[Stored records]
## Begin
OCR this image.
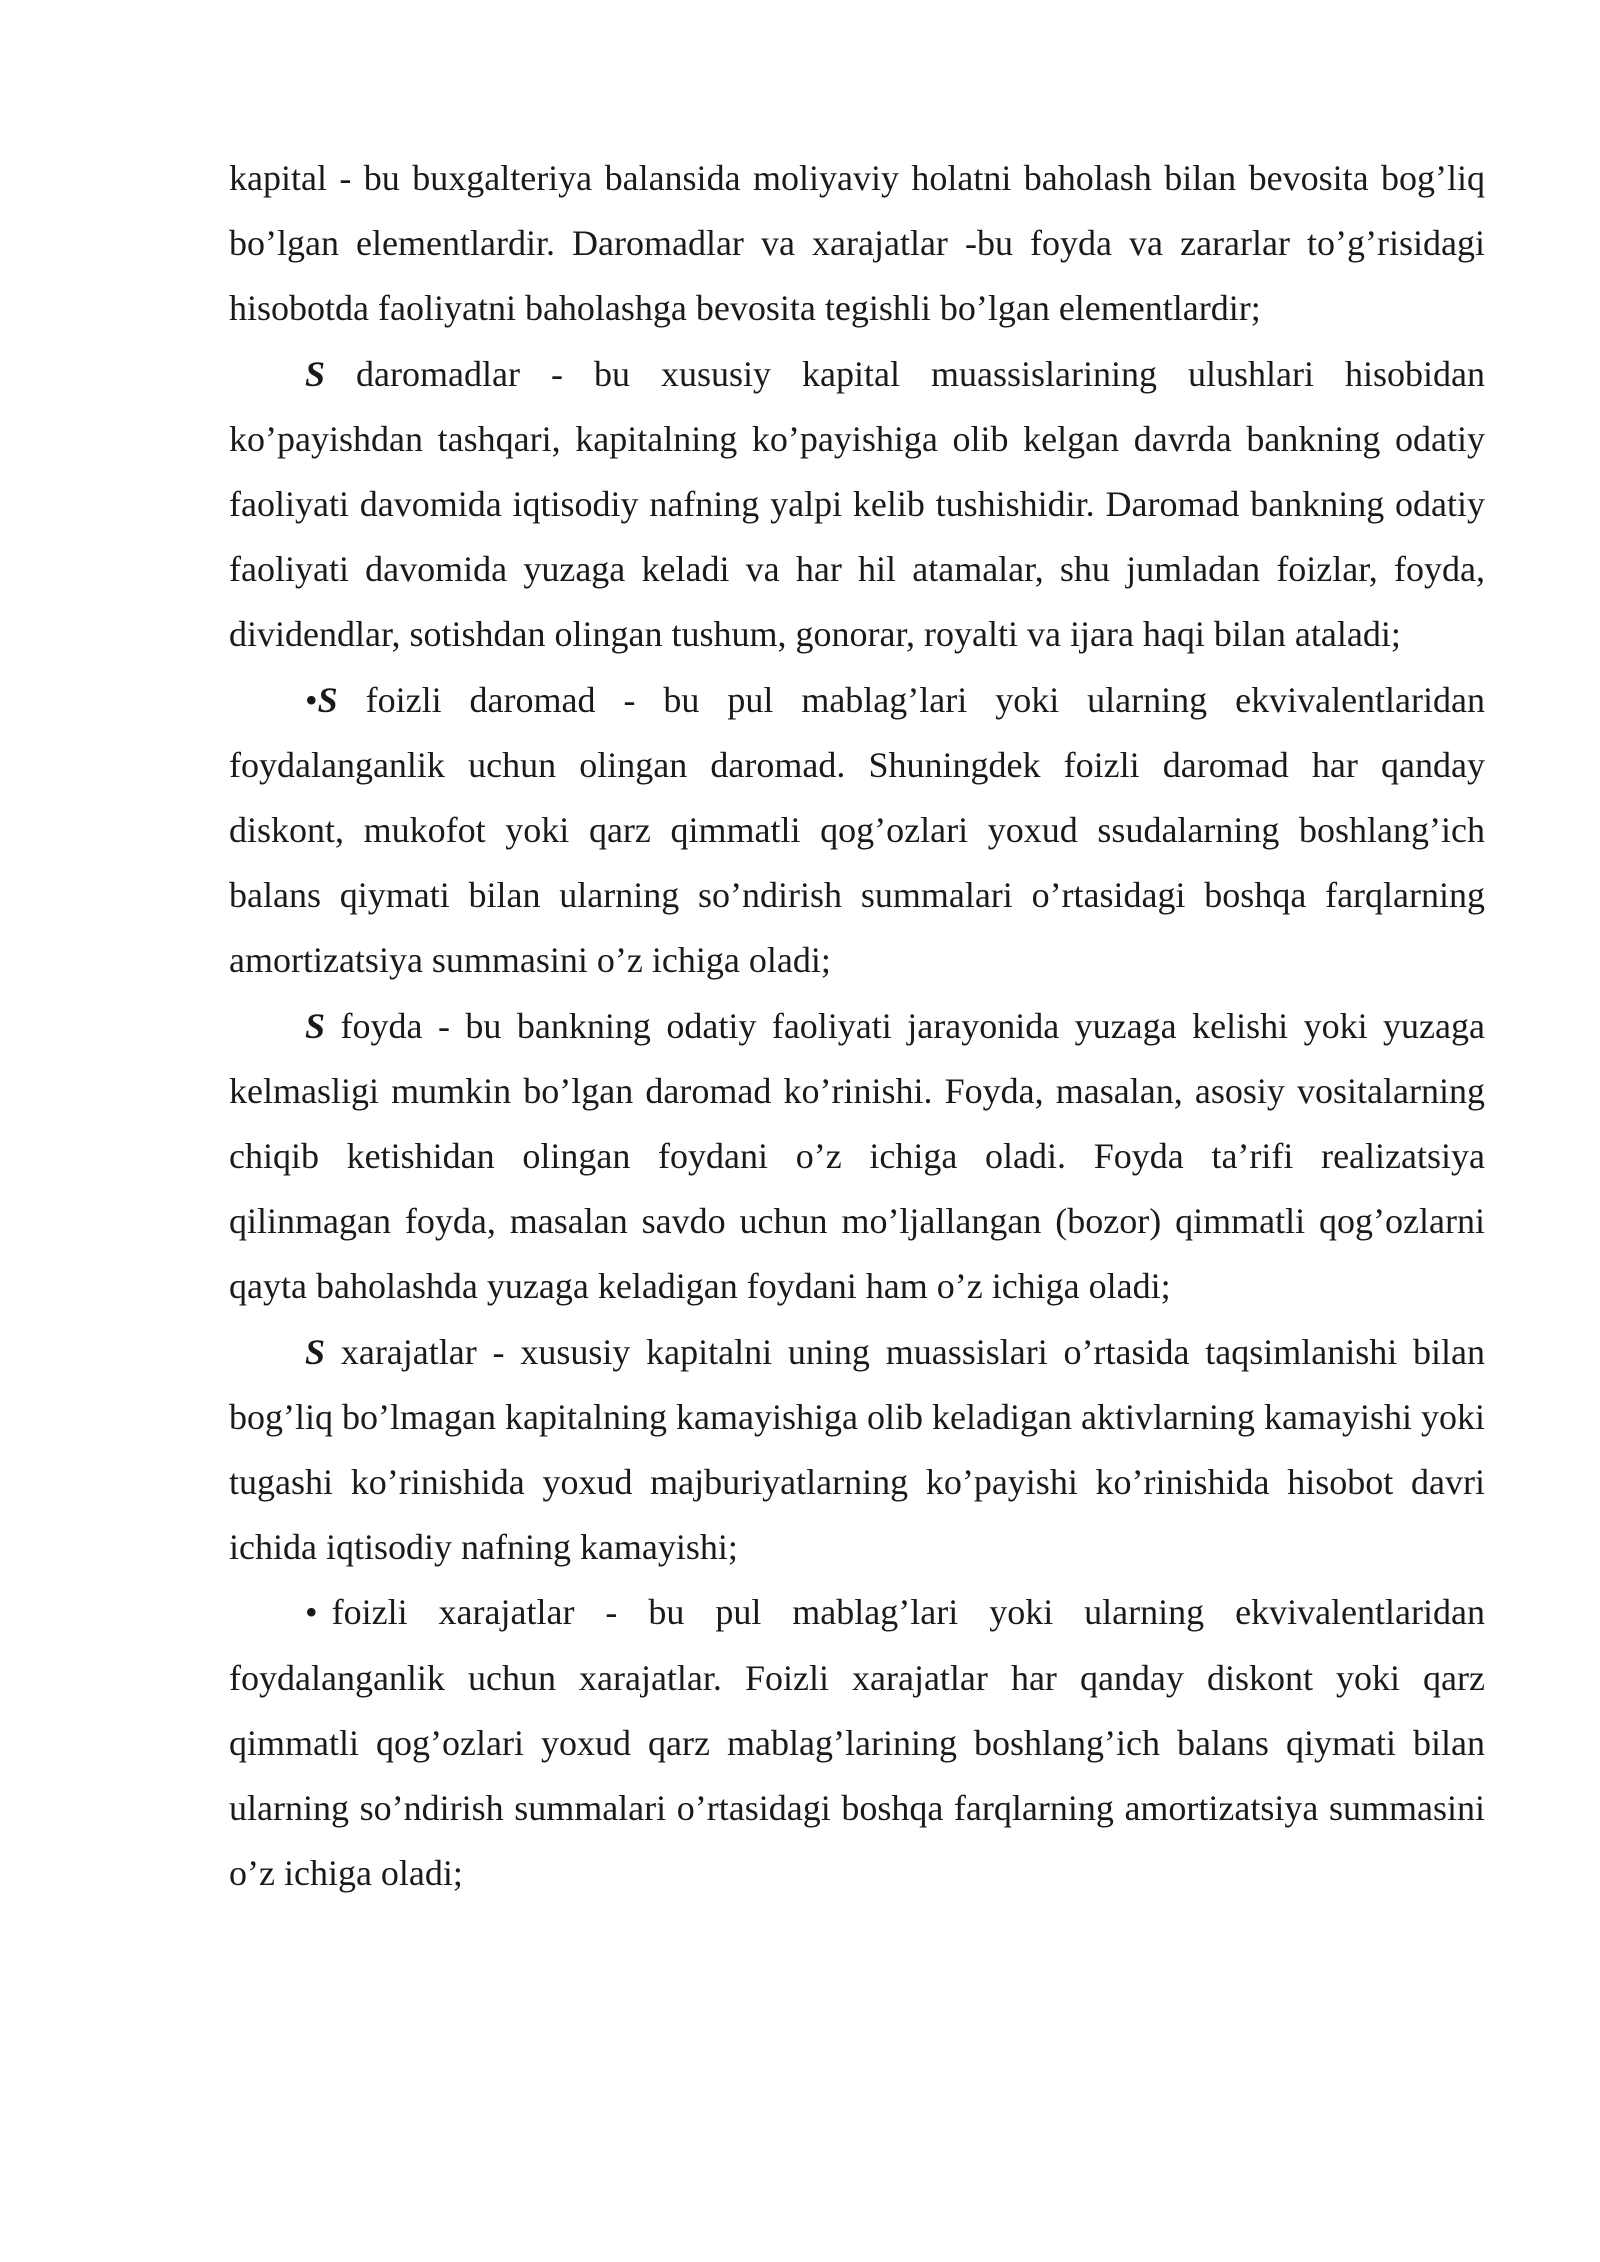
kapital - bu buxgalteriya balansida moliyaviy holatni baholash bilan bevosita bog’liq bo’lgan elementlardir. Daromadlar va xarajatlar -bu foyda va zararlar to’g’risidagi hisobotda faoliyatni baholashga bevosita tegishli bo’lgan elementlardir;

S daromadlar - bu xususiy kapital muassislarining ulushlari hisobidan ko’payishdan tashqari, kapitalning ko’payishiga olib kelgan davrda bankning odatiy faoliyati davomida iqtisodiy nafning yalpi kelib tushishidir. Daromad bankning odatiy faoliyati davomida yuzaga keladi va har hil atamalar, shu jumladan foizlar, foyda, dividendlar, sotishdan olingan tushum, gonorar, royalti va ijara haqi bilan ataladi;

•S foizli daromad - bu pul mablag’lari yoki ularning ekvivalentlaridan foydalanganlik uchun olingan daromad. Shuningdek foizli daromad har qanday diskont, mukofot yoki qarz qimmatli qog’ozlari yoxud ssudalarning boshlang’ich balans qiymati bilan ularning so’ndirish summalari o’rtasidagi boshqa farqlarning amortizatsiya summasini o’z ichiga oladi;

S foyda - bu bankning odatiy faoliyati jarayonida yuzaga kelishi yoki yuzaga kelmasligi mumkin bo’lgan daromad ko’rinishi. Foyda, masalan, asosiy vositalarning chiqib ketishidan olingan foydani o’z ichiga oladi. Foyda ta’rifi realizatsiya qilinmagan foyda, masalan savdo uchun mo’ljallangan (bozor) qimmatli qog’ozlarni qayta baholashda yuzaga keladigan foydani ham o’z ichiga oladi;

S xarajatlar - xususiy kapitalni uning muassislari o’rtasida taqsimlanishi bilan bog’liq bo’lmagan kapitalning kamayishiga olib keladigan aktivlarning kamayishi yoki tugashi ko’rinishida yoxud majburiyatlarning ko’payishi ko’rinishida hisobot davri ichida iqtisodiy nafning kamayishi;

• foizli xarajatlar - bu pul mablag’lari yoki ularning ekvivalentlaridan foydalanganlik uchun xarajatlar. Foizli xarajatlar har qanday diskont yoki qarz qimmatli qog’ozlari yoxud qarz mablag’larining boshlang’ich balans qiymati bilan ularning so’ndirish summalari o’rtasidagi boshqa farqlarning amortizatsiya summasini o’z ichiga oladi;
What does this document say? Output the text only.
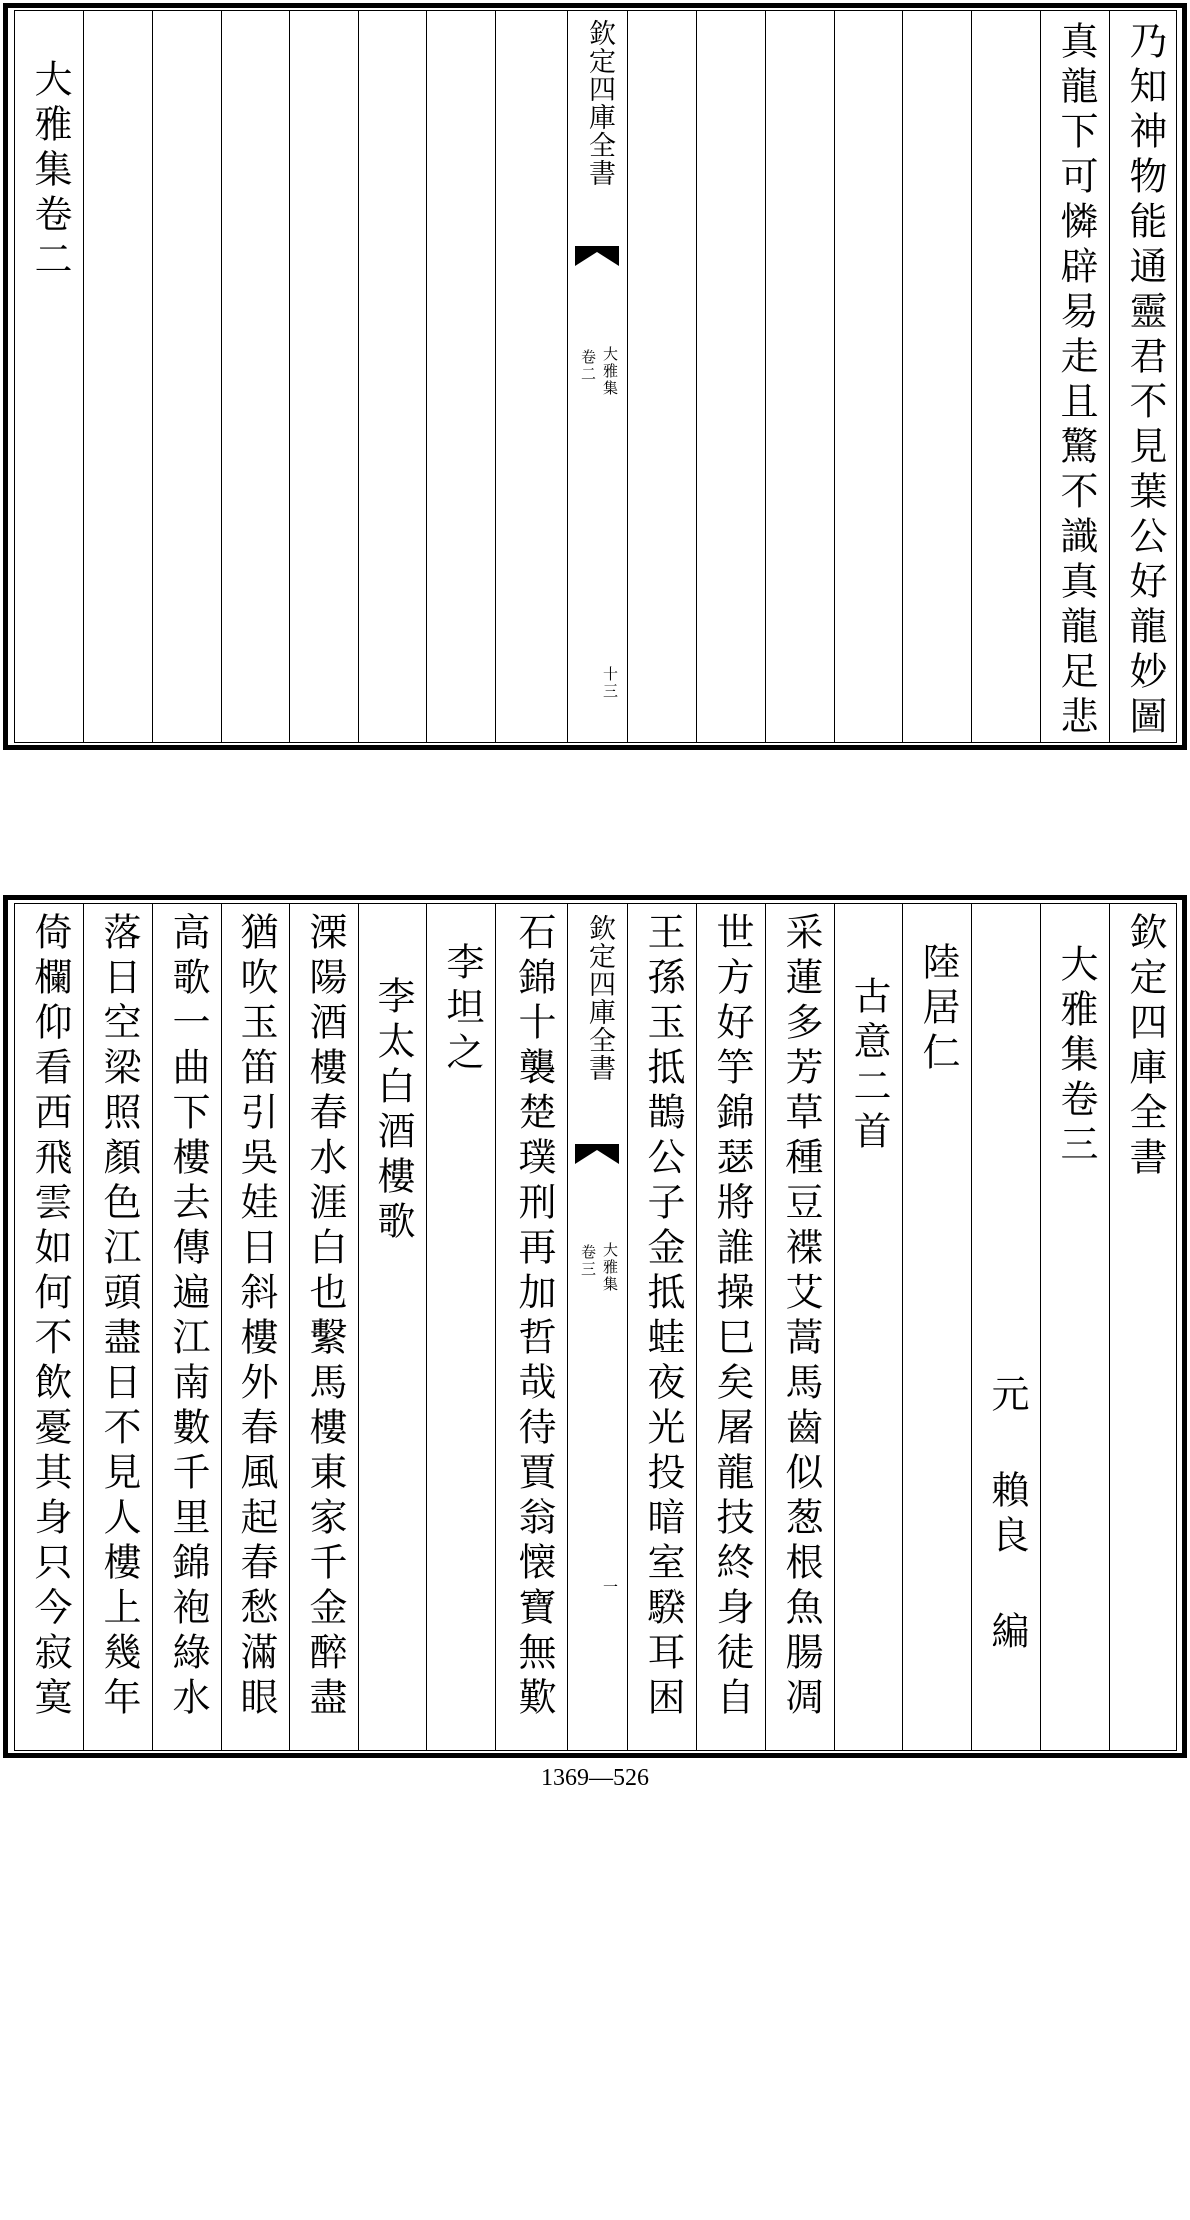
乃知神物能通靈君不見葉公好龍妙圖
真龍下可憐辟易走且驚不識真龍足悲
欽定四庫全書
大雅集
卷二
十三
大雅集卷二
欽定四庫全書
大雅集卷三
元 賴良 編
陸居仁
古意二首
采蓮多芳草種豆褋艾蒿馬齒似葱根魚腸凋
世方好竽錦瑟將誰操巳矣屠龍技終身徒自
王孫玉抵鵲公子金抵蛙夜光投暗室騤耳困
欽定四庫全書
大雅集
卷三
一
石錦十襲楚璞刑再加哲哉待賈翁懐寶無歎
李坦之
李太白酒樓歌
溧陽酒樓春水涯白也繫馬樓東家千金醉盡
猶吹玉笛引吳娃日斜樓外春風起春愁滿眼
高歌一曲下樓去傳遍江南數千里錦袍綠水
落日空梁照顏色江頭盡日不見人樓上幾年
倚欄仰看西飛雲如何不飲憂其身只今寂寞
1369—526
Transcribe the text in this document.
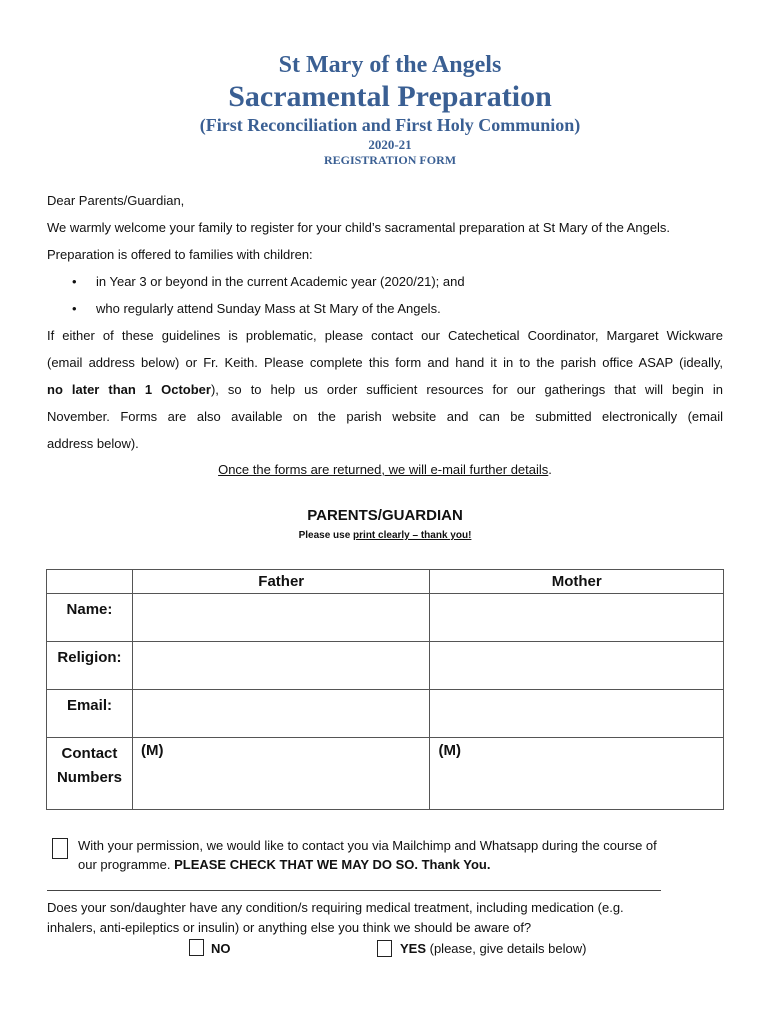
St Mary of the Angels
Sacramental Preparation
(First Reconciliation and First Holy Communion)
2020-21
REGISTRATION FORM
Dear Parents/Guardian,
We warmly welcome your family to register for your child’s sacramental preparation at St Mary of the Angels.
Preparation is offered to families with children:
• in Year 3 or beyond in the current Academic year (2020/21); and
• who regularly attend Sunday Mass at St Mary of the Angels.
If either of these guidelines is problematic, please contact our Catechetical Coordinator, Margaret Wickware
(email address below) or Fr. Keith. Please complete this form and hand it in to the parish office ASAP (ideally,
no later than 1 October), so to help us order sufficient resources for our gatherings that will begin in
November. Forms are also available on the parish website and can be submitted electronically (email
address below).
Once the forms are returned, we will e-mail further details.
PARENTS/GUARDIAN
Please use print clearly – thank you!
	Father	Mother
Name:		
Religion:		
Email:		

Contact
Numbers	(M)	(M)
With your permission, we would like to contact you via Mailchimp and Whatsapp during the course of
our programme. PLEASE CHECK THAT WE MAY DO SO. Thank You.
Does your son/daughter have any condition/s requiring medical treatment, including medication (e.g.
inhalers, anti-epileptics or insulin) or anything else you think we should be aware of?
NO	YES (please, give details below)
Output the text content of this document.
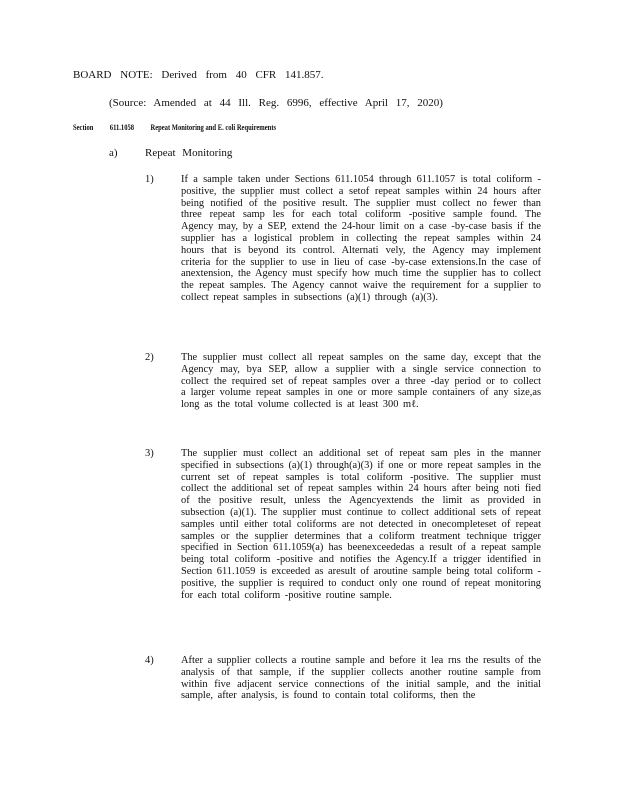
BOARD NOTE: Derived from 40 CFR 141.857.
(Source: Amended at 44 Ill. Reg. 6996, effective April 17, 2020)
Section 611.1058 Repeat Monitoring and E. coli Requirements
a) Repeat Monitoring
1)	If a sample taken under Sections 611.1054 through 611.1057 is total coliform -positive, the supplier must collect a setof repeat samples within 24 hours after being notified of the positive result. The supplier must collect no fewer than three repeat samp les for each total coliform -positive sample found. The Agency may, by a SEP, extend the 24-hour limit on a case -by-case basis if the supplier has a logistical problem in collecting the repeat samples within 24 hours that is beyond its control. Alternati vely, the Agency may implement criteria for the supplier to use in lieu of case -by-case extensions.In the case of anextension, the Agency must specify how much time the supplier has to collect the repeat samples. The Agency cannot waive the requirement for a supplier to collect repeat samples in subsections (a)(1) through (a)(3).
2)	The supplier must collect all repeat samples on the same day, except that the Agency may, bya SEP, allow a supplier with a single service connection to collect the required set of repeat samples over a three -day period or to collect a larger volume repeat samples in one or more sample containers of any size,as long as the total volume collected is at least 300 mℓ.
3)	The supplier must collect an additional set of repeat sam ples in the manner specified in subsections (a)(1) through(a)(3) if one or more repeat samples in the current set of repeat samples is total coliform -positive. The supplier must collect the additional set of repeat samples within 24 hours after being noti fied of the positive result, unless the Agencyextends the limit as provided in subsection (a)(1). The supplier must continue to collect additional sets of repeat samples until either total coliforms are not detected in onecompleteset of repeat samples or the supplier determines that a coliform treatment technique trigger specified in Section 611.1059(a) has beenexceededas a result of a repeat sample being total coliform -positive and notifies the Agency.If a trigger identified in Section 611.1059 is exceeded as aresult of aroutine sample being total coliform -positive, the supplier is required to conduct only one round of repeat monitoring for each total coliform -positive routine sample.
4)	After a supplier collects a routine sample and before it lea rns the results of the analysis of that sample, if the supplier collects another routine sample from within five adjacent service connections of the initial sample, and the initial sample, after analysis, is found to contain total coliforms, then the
## End
*Your instructions:* Copy all lines of the material above where the string "Mary" occurs.

*Correct result:*
St Mary of the Angels
We warmly welcome your family to register for your child’s sacramental preparation at St Mary of the Angels.
• who regularly attend Sunday Mass at St Mary of the Angels.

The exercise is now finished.